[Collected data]
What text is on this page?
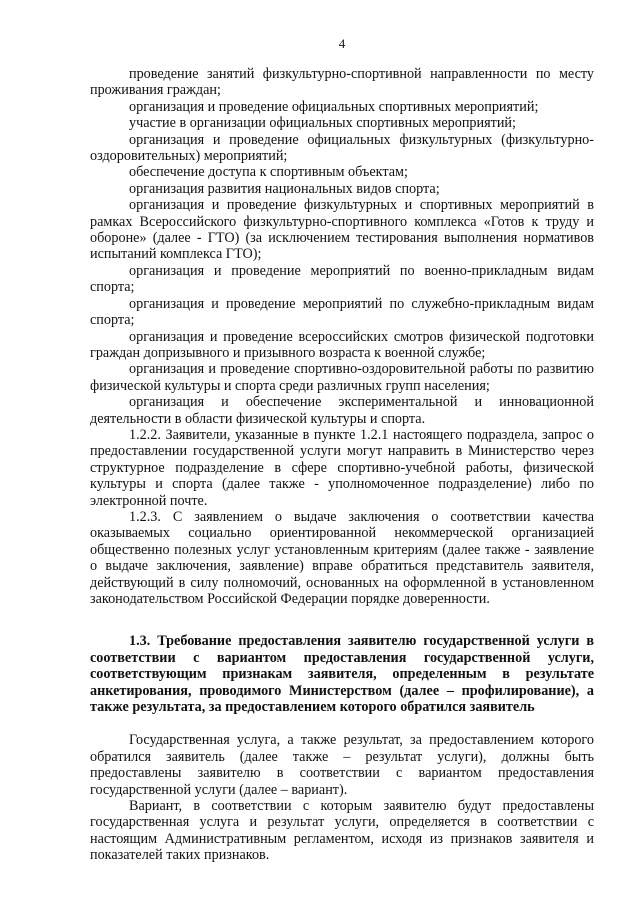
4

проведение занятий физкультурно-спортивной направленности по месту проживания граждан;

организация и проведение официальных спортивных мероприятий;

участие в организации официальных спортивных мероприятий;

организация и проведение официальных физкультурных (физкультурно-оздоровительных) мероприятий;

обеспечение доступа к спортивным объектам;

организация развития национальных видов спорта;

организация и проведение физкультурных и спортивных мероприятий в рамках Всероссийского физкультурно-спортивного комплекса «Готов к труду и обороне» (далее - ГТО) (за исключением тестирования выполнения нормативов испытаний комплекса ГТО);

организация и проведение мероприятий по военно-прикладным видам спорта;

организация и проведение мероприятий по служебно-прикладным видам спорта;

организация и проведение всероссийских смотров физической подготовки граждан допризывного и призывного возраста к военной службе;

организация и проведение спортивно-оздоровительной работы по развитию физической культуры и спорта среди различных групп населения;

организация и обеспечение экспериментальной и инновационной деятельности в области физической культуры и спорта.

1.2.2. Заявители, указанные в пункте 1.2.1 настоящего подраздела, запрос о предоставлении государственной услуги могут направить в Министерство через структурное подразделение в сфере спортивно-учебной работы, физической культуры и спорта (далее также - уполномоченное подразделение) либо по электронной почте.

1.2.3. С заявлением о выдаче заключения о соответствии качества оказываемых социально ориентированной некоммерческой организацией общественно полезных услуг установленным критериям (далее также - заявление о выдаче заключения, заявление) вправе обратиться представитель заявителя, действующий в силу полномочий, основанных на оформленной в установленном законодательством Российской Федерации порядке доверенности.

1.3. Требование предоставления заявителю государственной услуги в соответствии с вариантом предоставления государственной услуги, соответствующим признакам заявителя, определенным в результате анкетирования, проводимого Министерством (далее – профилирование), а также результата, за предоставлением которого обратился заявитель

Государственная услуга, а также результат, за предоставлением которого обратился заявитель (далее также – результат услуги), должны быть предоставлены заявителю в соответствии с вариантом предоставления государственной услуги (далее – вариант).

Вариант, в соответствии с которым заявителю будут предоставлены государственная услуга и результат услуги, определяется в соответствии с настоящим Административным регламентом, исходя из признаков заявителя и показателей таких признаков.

WHAT YOU HAVE TO DO: In the entries above, find every line with the word "работы" and list it.

FINISHED EXERCISE:
организация и проведение спортивно-оздоровительной работы по развитию физической культуры и спорта среди различных групп населения;
1.2.2. Заявители, указанные в пункте 1.2.1 настоящего подраздела, запрос о предоставлении государственной услуги могут направить в Министерство через структурное подразделение в сфере спортивно-учебной работы, физической культуры и спорта (далее также - уполномоченное подразделение) либо по электронной почте.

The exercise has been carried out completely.